[THE TASK]: Repeat all of the data precisely.

[Dataset listings of figures]:
● ● ● ● ●

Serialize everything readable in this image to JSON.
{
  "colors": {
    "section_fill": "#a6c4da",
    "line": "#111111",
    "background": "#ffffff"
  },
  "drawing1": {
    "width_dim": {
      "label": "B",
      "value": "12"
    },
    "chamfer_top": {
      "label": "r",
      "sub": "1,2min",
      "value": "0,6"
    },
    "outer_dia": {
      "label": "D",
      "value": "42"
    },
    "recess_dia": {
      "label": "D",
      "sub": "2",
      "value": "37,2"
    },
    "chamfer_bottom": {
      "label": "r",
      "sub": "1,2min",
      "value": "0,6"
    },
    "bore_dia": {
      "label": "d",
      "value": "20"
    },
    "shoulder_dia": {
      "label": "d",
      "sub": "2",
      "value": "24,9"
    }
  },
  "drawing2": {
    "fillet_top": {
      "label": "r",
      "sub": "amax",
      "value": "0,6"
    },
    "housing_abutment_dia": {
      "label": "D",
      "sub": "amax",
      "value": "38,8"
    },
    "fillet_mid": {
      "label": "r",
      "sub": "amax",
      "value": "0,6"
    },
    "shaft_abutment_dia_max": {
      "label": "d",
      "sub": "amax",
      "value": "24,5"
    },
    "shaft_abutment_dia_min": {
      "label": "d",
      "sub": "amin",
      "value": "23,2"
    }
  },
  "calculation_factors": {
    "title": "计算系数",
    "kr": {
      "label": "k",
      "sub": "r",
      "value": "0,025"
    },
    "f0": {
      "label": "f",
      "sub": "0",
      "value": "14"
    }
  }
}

● ● ● ● ●

[OUTPUT OF THE EXERCISE]:
Serialize everything readable in this image to JSON.
{
  "colors": {
    "section_fill": "#a6c4da",
    "line": "#111111",
    "background": "#ffffff"
  },
  "drawing1": {
    "width_dim": {
      "label": "B",
      "value": "12"
    },
    "chamfer_top": {
      "label": "r",
      "sub": "1,2min",
      "value": "0,6"
    },
    "outer_dia": {
      "label": "D",
      "value": "42"
    },
    "recess_dia": {
      "label": "D",
      "sub": "2",
      "value": "37,2"
    },
    "chamfer_bottom": {
      "label": "r",
      "sub": "1,2min",
      "value": "0,6"
    },
    "bore_dia": {
      "label": "d",
      "value": "20"
    },
    "shoulder_dia": {
      "label": "d",
      "sub": "2",
      "value": "24,9"
    }
  },
  "drawing2": {
    "fillet_top": {
      "label": "r",
      "sub": "amax",
      "value": "0,6"
    },
    "housing_abutment_dia": {
      "label": "D",
      "sub": "amax",
      "value": "38,8"
    },
    "fillet_mid": {
      "label": "r",
      "sub": "amax",
      "value": "0,6"
    },
    "shaft_abutment_dia_max": {
      "label": "d",
      "sub": "amax",
      "value": "24,5"
    },
    "shaft_abutment_dia_min": {
      "label": "d",
      "sub": "amin",
      "value": "23,2"
    }
  },
  "calculation_factors": {
    "title": "计算系数",
    "kr": {
      "label": "k",
      "sub": "r",
      "value": "0,025"
    },
    "f0": {
      "label": "f",
      "sub": "0",
      "value": "14"
    }
  }
}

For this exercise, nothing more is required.